Description of the task - Beginning with the line where "Read out every word on this page." appears, retype every remaining line of the data below, both the first and last included.

>> start Task data

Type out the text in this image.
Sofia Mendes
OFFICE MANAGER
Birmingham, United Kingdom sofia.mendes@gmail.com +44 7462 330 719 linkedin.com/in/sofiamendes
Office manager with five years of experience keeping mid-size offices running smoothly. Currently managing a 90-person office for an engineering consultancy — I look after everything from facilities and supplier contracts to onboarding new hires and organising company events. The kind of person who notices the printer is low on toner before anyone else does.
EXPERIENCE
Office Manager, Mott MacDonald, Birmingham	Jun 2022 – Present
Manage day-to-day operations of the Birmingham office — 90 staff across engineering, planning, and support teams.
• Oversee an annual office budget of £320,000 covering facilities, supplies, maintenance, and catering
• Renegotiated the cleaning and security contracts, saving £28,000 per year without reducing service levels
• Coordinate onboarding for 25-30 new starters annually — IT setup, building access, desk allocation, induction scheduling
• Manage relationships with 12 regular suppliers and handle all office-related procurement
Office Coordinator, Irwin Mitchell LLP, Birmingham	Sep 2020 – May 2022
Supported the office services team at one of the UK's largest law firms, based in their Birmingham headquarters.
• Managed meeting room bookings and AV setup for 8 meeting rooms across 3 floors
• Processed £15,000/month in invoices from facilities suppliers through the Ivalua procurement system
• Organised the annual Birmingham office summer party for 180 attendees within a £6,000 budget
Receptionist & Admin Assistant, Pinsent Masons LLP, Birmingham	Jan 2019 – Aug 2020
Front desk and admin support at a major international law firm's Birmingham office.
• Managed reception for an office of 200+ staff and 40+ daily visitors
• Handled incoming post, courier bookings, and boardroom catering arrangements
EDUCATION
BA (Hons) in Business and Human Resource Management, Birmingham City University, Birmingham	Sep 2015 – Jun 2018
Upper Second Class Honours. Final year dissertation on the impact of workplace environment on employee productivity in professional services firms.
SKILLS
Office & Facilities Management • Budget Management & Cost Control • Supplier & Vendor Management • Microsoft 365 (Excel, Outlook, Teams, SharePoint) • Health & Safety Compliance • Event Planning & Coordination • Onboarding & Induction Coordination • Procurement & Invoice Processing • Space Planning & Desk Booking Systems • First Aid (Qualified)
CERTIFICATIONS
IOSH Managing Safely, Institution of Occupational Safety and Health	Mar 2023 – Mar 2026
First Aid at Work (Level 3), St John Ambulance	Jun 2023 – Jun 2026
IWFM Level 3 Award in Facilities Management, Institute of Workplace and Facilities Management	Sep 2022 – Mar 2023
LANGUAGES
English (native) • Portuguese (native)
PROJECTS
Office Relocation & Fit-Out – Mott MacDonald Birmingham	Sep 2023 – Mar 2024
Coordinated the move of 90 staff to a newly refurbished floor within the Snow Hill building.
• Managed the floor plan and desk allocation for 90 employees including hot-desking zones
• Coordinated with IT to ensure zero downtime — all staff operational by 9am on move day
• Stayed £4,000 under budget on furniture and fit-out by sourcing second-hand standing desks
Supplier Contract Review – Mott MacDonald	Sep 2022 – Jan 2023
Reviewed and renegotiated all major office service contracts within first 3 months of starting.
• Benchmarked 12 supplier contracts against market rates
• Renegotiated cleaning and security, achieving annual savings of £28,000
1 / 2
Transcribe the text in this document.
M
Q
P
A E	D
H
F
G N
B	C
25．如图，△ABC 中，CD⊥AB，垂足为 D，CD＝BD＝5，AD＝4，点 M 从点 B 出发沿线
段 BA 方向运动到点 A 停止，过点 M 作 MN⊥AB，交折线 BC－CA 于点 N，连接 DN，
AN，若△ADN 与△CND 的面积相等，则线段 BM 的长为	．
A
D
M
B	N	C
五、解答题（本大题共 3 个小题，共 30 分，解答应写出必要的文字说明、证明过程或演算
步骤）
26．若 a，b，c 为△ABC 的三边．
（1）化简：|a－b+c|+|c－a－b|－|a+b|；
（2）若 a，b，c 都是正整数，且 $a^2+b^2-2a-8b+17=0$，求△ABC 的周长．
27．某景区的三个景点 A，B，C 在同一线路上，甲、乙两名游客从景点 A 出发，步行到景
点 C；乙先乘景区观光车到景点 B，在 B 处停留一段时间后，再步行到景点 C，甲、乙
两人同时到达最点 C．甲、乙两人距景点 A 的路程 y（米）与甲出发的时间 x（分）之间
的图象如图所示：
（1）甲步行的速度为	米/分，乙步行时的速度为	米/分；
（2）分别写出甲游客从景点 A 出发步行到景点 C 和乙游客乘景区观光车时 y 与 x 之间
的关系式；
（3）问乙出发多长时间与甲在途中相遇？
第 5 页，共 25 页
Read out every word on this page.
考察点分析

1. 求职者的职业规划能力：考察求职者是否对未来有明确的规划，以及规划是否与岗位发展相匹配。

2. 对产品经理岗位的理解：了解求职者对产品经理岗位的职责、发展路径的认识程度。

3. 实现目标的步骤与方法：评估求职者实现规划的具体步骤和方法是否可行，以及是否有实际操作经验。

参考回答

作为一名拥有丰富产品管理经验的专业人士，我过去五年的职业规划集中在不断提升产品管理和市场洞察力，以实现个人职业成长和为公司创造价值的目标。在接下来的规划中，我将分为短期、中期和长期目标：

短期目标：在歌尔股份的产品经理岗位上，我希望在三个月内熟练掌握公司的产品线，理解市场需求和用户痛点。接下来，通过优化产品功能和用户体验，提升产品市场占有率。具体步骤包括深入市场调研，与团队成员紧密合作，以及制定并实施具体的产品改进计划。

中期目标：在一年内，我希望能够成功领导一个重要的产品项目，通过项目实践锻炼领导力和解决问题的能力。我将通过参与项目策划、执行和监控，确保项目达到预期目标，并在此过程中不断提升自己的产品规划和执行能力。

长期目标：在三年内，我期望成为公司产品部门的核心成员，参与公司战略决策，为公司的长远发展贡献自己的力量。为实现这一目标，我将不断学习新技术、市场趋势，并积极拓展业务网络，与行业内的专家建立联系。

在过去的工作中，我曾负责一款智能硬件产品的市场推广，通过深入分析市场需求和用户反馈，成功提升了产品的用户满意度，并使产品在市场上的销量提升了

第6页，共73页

>> end Task data

Correct response -
Read out every word on this page.
考察点分析

1. 求职者的职业规划能力：考察求职者是否对未来有明确的规划，以及规划是否与岗位发展相匹配。

2. 对产品经理岗位的理解：了解求职者对产品经理岗位的职责、发展路径的认识程度。

3. 实现目标的步骤与方法：评估求职者实现规划的具体步骤和方法是否可行，以及是否有实际操作经验。

参考回答

作为一名拥有丰富产品管理经验的专业人士，我过去五年的职业规划集中在不断提升产品管理和市场洞察力，以实现个人职业成长和为公司创造价值的目标。在接下来的规划中，我将分为短期、中期和长期目标：

短期目标：在歌尔股份的产品经理岗位上，我希望在三个月内熟练掌握公司的产品线，理解市场需求和用户痛点。接下来，通过优化产品功能和用户体验，提升产品市场占有率。具体步骤包括深入市场调研，与团队成员紧密合作，以及制定并实施具体的产品改进计划。

中期目标：在一年内，我希望能够成功领导一个重要的产品项目，通过项目实践锻炼领导力和解决问题的能力。我将通过参与项目策划、执行和监控，确保项目达到预期目标，并在此过程中不断提升自己的产品规划和执行能力。

长期目标：在三年内，我期望成为公司产品部门的核心成员，参与公司战略决策，为公司的长远发展贡献自己的力量。为实现这一目标，我将不断学习新技术、市场趋势，并积极拓展业务网络，与行业内的专家建立联系。

在过去的工作中，我曾负责一款智能硬件产品的市场推广，通过深入分析市场需求和用户反馈，成功提升了产品的用户满意度，并使产品在市场上的销量提升了

第6页，共73页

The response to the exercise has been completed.